_Set exercise_
Lines containing the word "meccanismi" are the ones to copy from the records below.

── Materials provided

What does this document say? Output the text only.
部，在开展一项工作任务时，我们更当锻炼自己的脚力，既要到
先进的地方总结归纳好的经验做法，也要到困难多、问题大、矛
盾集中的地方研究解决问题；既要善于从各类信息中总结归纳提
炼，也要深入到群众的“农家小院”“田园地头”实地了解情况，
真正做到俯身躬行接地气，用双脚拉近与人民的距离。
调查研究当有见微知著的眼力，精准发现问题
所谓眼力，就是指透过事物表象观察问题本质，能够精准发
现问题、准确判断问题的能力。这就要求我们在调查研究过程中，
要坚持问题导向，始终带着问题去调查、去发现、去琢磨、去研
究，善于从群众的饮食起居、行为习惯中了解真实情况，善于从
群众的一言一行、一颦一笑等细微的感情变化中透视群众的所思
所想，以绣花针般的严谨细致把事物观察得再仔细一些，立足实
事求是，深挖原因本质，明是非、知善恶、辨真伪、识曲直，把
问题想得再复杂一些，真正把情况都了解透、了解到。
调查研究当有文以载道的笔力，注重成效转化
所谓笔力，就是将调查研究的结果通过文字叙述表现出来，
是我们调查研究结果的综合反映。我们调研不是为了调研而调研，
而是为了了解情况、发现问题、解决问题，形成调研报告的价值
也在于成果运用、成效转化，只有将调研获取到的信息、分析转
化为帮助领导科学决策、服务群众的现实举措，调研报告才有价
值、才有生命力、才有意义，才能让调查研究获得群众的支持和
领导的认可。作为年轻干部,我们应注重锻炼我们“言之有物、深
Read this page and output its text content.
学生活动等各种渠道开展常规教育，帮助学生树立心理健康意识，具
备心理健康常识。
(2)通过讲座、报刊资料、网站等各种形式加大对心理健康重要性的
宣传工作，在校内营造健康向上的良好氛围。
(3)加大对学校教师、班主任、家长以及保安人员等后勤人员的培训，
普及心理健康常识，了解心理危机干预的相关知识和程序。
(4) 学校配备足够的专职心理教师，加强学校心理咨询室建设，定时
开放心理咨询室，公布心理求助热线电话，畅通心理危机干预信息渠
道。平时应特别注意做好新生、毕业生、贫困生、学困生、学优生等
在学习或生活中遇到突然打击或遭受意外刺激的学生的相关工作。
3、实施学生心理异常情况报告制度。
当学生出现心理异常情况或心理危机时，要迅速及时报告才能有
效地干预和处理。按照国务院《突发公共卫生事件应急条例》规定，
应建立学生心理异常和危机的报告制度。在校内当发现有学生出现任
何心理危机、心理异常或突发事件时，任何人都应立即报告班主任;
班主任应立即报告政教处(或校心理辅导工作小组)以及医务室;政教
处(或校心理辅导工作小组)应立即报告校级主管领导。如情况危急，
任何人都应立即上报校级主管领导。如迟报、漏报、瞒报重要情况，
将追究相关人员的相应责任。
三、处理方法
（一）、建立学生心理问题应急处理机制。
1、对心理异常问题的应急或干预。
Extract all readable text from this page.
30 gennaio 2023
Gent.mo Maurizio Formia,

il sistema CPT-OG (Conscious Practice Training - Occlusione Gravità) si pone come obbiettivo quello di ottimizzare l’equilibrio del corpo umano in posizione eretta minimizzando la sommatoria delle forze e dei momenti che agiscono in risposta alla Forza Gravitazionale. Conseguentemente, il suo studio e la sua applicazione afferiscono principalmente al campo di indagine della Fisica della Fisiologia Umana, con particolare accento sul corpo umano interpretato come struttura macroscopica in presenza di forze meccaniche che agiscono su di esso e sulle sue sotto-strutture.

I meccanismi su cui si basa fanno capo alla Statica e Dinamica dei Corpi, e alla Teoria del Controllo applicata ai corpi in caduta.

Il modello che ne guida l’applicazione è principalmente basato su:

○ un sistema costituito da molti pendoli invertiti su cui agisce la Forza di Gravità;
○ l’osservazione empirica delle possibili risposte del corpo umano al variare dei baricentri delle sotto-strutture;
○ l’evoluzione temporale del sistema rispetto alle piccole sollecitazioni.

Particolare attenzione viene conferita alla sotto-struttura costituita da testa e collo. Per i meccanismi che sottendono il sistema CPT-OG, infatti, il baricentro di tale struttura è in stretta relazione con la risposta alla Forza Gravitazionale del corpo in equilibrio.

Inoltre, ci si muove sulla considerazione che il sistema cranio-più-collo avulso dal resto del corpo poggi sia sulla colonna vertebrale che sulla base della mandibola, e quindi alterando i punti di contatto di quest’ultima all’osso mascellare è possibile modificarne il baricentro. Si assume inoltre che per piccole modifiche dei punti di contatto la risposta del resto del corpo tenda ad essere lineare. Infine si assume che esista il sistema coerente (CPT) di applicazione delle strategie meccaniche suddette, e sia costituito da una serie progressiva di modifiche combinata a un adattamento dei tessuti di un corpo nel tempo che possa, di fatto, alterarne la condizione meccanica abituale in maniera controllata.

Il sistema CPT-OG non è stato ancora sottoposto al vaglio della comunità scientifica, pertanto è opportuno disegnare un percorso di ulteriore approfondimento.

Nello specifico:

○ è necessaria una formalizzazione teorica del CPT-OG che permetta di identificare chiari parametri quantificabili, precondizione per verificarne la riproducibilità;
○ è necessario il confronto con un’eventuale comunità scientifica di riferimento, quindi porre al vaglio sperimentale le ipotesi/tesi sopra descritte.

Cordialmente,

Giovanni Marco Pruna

────

_In response_
I meccanismi su cui si basa fanno capo alla Statica e Dinamica dei Corpi, e alla Teoria del Controllo applicata ai corpi in caduta.
Particolare attenzione viene conferita alla sotto-struttura costituita da testa e collo. Per i meccanismi che sottendono il sistema CPT-OG, infatti, il baricentro di tale struttura è in stretta relazione con la risposta alla Forza Gravitazionale del corpo in equilibrio.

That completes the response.